> What you should do:
Using the records provided below, locate and copy each line that contains the word "structured".
============
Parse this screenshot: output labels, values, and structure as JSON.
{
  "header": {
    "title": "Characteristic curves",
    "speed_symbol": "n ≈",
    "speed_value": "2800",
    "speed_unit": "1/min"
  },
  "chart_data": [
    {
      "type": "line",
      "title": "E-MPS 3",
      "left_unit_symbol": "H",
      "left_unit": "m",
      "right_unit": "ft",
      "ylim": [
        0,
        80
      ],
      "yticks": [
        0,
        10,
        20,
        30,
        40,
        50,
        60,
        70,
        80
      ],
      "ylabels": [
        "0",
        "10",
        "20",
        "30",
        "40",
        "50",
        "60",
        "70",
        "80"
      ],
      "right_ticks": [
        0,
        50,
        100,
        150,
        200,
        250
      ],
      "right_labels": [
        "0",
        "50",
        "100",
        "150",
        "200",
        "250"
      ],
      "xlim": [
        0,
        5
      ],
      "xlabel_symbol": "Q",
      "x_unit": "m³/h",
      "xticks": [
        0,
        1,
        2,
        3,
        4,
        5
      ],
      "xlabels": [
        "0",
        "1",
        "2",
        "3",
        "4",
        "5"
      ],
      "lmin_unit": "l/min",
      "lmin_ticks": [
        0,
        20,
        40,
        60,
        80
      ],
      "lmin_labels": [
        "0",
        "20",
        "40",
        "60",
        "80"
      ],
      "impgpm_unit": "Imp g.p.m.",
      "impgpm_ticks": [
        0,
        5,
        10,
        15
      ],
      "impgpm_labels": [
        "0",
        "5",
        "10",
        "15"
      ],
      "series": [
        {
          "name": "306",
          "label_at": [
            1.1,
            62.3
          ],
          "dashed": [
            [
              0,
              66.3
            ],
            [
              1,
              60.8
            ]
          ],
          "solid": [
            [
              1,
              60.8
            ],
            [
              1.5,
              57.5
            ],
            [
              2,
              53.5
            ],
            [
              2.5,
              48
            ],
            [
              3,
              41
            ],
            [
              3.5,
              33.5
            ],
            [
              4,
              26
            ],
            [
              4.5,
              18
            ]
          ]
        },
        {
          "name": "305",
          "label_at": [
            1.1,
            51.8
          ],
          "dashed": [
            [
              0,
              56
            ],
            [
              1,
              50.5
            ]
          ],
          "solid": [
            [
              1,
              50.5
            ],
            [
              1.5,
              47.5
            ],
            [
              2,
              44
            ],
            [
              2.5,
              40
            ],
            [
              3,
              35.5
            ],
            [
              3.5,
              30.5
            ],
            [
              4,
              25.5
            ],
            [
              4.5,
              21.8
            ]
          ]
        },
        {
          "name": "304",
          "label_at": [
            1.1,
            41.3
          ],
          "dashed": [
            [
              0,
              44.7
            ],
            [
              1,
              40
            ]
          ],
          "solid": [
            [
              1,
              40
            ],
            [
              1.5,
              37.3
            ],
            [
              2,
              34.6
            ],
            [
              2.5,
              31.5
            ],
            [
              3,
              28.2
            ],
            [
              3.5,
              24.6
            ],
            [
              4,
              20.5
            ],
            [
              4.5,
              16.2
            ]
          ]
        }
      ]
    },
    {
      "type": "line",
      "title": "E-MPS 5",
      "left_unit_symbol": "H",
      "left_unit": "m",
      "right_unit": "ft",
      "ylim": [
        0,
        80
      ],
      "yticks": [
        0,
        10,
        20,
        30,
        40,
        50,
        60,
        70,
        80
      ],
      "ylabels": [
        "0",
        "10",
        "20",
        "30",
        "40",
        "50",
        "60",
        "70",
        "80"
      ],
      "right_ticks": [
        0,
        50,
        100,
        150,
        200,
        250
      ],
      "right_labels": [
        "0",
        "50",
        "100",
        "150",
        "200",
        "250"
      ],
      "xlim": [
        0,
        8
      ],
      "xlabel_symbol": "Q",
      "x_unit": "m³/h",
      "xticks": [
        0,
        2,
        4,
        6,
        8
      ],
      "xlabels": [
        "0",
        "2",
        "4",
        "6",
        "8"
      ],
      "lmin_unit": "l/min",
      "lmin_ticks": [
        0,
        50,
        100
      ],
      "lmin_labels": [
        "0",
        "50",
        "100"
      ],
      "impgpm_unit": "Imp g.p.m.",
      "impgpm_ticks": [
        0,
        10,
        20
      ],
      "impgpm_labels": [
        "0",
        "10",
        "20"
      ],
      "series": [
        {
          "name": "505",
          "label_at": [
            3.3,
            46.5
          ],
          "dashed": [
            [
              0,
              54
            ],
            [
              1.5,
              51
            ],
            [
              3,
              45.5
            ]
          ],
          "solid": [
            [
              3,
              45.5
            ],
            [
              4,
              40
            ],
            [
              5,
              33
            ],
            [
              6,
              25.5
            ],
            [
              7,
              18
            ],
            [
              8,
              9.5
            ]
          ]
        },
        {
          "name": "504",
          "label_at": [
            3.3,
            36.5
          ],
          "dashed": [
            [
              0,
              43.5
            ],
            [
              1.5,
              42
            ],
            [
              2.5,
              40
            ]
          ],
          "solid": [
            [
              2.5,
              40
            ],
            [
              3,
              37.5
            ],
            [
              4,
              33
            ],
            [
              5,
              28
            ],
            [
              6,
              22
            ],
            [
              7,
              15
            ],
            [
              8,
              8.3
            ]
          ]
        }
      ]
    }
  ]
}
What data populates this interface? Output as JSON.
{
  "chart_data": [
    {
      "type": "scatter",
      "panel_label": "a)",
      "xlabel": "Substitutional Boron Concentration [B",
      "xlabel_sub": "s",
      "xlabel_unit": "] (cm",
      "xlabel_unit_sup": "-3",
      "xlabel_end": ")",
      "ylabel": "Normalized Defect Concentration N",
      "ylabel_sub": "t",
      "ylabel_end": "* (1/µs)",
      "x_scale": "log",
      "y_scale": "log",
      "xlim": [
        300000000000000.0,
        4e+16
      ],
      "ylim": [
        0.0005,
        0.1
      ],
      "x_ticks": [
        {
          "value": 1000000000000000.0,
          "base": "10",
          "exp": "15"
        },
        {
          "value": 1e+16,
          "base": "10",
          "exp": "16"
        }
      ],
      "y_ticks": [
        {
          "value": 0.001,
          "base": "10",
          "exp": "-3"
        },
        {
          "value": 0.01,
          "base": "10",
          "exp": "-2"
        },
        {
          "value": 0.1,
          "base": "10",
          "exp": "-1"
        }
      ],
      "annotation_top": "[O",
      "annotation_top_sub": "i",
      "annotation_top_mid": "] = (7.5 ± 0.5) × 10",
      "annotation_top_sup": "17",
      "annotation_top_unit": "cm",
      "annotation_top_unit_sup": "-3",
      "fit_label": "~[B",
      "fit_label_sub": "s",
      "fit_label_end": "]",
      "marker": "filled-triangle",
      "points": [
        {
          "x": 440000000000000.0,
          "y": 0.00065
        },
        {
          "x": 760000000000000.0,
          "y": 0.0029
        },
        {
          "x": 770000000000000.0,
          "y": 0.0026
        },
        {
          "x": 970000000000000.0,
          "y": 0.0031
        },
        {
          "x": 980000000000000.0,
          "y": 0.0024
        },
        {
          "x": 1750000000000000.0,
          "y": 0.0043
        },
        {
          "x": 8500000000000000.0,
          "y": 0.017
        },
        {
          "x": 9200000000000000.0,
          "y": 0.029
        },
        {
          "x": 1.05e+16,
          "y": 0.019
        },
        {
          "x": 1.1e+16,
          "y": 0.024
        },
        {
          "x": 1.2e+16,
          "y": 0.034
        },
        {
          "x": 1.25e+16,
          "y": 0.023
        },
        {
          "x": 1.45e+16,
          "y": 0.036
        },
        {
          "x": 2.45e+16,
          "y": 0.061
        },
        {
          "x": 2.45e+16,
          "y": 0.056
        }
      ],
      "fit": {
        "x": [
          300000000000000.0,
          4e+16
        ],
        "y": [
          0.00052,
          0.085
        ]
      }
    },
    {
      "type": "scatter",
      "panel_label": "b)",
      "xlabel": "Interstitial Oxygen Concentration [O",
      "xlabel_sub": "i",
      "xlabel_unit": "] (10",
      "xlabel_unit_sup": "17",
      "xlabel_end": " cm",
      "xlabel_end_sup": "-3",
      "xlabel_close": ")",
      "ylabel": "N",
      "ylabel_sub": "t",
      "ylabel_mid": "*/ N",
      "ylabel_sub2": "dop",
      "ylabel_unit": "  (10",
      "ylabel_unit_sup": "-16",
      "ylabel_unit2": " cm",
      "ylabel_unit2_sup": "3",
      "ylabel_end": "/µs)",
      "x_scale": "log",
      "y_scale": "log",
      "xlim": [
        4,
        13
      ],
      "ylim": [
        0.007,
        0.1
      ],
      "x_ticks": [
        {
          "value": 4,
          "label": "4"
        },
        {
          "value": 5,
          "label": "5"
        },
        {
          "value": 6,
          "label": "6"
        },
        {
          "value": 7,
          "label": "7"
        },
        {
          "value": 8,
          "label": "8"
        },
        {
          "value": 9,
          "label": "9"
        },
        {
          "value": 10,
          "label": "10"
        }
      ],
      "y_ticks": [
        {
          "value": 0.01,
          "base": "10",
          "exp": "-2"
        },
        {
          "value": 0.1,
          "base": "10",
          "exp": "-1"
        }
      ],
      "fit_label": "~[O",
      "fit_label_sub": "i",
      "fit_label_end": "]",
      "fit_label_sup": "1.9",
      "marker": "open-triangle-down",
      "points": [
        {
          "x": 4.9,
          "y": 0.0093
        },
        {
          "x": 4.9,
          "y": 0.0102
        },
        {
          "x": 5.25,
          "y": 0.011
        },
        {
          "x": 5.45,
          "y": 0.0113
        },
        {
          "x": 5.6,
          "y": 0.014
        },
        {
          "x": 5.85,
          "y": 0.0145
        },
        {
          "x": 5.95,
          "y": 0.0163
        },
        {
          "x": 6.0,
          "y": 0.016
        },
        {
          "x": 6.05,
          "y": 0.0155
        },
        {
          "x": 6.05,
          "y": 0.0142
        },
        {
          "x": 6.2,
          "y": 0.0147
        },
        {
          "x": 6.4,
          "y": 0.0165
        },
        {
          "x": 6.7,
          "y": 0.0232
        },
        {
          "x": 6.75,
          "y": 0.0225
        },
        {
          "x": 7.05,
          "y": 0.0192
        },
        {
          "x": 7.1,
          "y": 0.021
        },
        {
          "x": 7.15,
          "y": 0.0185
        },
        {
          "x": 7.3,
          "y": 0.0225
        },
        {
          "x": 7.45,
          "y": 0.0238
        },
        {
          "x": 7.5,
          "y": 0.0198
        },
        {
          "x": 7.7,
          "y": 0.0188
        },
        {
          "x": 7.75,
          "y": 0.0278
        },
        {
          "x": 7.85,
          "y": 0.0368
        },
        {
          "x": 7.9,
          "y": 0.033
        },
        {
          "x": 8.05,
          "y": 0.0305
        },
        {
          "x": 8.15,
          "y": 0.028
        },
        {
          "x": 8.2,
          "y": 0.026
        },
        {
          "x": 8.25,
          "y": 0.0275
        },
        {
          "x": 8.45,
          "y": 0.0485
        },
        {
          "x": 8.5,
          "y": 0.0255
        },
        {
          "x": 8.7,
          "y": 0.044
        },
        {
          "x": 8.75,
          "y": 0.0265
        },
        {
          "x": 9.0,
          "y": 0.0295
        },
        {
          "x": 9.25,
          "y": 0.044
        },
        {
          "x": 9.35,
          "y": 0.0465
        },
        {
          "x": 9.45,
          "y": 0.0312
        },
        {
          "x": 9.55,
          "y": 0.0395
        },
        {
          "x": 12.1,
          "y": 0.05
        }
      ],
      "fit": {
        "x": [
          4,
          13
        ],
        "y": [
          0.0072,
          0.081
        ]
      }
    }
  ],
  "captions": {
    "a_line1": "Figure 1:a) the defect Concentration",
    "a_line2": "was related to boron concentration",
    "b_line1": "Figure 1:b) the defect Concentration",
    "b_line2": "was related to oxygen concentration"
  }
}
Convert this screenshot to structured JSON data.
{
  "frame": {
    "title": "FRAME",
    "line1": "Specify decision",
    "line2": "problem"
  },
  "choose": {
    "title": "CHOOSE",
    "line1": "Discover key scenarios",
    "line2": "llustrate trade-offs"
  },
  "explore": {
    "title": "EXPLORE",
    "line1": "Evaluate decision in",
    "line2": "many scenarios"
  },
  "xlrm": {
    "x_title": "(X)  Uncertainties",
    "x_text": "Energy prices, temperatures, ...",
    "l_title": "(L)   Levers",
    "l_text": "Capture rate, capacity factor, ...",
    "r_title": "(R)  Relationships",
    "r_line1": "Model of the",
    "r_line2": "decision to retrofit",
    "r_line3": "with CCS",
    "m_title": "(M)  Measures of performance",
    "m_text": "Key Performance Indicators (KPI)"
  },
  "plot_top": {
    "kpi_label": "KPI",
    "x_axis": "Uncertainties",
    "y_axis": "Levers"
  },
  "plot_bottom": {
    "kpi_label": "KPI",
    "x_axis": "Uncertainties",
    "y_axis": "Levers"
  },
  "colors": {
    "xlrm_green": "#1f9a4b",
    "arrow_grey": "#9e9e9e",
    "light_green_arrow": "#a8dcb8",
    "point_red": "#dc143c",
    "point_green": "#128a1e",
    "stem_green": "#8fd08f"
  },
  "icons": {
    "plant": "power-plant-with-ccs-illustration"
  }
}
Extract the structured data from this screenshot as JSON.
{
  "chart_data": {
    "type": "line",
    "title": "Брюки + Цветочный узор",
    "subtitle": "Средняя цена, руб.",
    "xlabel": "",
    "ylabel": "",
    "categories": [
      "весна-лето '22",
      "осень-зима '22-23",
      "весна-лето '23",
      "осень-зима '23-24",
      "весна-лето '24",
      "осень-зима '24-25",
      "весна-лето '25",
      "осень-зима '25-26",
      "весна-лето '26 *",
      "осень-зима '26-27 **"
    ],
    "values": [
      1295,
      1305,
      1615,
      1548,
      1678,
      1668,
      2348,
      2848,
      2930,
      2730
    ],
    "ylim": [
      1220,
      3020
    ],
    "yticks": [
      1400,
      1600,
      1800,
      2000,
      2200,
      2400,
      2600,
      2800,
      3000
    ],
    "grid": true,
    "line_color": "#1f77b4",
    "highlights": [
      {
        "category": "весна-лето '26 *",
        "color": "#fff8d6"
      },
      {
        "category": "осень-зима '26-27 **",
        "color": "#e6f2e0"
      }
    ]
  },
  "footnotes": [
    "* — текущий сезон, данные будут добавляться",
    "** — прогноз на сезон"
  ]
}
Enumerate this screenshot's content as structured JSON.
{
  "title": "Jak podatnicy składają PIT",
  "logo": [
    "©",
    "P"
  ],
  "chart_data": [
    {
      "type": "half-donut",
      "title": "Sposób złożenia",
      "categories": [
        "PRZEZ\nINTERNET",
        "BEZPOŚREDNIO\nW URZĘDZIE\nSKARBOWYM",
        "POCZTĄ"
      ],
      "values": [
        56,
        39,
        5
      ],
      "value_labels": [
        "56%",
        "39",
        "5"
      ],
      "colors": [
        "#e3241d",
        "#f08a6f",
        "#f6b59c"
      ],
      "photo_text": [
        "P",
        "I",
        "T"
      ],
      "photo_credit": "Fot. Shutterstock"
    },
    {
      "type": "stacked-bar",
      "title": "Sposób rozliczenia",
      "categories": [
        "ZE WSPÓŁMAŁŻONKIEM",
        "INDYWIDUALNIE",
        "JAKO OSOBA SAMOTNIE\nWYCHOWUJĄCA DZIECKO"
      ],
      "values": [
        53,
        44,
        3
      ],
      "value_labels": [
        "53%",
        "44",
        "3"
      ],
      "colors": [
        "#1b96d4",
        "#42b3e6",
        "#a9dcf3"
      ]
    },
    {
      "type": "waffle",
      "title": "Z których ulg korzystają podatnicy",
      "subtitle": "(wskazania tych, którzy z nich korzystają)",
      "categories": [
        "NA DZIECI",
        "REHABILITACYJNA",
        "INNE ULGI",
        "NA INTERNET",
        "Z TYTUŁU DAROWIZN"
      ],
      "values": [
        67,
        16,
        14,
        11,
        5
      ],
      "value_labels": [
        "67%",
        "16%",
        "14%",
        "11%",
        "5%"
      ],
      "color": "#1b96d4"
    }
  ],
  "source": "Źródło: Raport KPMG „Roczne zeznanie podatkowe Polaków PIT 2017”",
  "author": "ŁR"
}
============
> Result below:
Convert this screenshot to structured JSON data.
Extract the structured data from this screenshot as JSON.
Enumerate this screenshot's content as structured JSON.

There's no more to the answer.